The records:
## Begin
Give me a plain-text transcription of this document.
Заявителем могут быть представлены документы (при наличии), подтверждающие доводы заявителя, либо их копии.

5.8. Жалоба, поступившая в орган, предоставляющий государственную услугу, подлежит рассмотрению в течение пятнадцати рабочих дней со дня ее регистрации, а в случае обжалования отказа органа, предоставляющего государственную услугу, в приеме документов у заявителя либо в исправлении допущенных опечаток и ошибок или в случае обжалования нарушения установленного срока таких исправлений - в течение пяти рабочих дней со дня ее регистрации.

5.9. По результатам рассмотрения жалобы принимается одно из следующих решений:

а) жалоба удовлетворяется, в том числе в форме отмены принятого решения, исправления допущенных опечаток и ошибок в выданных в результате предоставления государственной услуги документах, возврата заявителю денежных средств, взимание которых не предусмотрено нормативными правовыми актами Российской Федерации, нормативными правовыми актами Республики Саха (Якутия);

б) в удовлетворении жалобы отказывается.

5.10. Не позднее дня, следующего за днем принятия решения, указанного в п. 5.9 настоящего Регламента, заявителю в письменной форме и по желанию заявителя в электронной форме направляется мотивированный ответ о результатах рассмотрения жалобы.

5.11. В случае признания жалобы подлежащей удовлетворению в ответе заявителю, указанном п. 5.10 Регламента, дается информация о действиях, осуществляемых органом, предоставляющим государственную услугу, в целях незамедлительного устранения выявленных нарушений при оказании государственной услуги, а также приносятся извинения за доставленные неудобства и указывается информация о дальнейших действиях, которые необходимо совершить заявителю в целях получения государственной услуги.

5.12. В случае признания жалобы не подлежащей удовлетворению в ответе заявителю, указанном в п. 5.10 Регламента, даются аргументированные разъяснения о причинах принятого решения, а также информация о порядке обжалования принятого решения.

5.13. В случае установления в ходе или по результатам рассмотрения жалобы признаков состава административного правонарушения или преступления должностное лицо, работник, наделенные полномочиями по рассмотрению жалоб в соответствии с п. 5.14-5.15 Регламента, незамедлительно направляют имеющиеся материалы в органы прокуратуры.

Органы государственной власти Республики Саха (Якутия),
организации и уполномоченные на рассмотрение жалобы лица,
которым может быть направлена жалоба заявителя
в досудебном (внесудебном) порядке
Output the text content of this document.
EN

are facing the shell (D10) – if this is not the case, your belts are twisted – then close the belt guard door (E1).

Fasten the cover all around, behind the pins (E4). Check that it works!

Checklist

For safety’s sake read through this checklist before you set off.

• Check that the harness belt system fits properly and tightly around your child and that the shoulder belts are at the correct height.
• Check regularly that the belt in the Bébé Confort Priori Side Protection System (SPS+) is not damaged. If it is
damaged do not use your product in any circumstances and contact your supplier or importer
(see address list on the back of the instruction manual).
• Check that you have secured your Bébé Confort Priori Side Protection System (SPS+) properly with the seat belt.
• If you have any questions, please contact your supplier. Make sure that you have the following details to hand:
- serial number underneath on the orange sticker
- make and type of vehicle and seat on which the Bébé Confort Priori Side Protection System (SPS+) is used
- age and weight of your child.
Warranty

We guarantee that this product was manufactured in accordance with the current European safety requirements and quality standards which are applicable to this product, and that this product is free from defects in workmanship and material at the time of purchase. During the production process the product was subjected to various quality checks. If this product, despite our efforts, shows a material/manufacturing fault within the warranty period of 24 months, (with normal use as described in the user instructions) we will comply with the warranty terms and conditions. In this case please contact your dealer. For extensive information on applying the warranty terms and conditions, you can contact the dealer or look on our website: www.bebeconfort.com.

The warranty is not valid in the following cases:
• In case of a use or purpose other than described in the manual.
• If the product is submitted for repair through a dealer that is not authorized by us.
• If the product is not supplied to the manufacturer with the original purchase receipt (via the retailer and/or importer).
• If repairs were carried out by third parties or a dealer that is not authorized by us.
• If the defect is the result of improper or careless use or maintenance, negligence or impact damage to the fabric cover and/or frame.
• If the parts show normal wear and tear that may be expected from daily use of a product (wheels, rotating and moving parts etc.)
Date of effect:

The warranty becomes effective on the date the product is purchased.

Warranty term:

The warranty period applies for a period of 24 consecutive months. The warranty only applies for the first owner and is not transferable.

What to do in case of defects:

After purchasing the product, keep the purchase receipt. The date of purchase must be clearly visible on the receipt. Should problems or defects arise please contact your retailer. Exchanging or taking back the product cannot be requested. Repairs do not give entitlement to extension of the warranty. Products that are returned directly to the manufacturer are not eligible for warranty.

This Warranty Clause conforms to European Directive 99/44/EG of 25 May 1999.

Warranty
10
## End
Exercise: Please set down each line of the records exactly as given.

Answer:
Give me a plain-text transcription of this document.
Заявителем могут быть представлены документы (при наличии), подтверждающие доводы заявителя, либо их копии.

5.8. Жалоба, поступившая в орган, предоставляющий государственную услугу, подлежит рассмотрению в течение пятнадцати рабочих дней со дня ее регистрации, а в случае обжалования отказа органа, предоставляющего государственную услугу, в приеме документов у заявителя либо в исправлении допущенных опечаток и ошибок или в случае обжалования нарушения установленного срока таких исправлений - в течение пяти рабочих дней со дня ее регистрации.

5.9. По результатам рассмотрения жалобы принимается одно из следующих решений:

а) жалоба удовлетворяется, в том числе в форме отмены принятого решения, исправления допущенных опечаток и ошибок в выданных в результате предоставления государственной услуги документах, возврата заявителю денежных средств, взимание которых не предусмотрено нормативными правовыми актами Российской Федерации, нормативными правовыми актами Республики Саха (Якутия);

б) в удовлетворении жалобы отказывается.

5.10. Не позднее дня, следующего за днем принятия решения, указанного в п. 5.9 настоящего Регламента, заявителю в письменной форме и по желанию заявителя в электронной форме направляется мотивированный ответ о результатах рассмотрения жалобы.

5.11. В случае признания жалобы подлежащей удовлетворению в ответе заявителю, указанном п. 5.10 Регламента, дается информация о действиях, осуществляемых органом, предоставляющим государственную услугу, в целях незамедлительного устранения выявленных нарушений при оказании государственной услуги, а также приносятся извинения за доставленные неудобства и указывается информация о дальнейших действиях, которые необходимо совершить заявителю в целях получения государственной услуги.

5.12. В случае признания жалобы не подлежащей удовлетворению в ответе заявителю, указанном в п. 5.10 Регламента, даются аргументированные разъяснения о причинах принятого решения, а также информация о порядке обжалования принятого решения.

5.13. В случае установления в ходе или по результатам рассмотрения жалобы признаков состава административного правонарушения или преступления должностное лицо, работник, наделенные полномочиями по рассмотрению жалоб в соответствии с п. 5.14-5.15 Регламента, незамедлительно направляют имеющиеся материалы в органы прокуратуры.

Органы государственной власти Республики Саха (Якутия),
организации и уполномоченные на рассмотрение жалобы лица,
которым может быть направлена жалоба заявителя
в досудебном (внесудебном) порядке
Output the text content of this document.
EN

are facing the shell (D10) – if this is not the case, your belts are twisted – then close the belt guard door (E1).

Fasten the cover all around, behind the pins (E4). Check that it works!

Checklist

For safety’s sake read through this checklist before you set off.

• Check that the harness belt system fits properly and tightly around your child and that the shoulder belts are at the correct height.
• Check regularly that the belt in the Bébé Confort Priori Side Protection System (SPS+) is not damaged. If it is
damaged do not use your product in any circumstances and contact your supplier or importer
(see address list on the back of the instruction manual).
• Check that you have secured your Bébé Confort Priori Side Protection System (SPS+) properly with the seat belt.
• If you have any questions, please contact your supplier. Make sure that you have the following details to hand:
- serial number underneath on the orange sticker
- make and type of vehicle and seat on which the Bébé Confort Priori Side Protection System (SPS+) is used
- age and weight of your child.
Warranty

We guarantee that this product was manufactured in accordance with the current European safety requirements and quality standards which are applicable to this product, and that this product is free from defects in workmanship and material at the time of purchase. During the production process the product was subjected to various quality checks. If this product, despite our efforts, shows a material/manufacturing fault within the warranty period of 24 months, (with normal use as described in the user instructions) we will comply with the warranty terms and conditions. In this case please contact your dealer. For extensive information on applying the warranty terms and conditions, you can contact the dealer or look on our website: www.bebeconfort.com.

The warranty is not valid in the following cases:
• In case of a use or purpose other than described in the manual.
• If the product is submitted for repair through a dealer that is not authorized by us.
• If the product is not supplied to the manufacturer with the original purchase receipt (via the retailer and/or importer).
• If repairs were carried out by third parties or a dealer that is not authorized by us.
• If the defect is the result of improper or careless use or maintenance, negligence or impact damage to the fabric cover and/or frame.
• If the parts show normal wear and tear that may be expected from daily use of a product (wheels, rotating and moving parts etc.)
Date of effect:

The warranty becomes effective on the date the product is purchased.

Warranty term:

The warranty period applies for a period of 24 consecutive months. The warranty only applies for the first owner and is not transferable.

What to do in case of defects:

After purchasing the product, keep the purchase receipt. The date of purchase must be clearly visible on the receipt. Should problems or defects arise please contact your retailer. Exchanging or taking back the product cannot be requested. Repairs do not give entitlement to extension of the warranty. Products that are returned directly to the manufacturer are not eligible for warranty.

This Warranty Clause conforms to European Directive 99/44/EG of 25 May 1999.

Warranty
10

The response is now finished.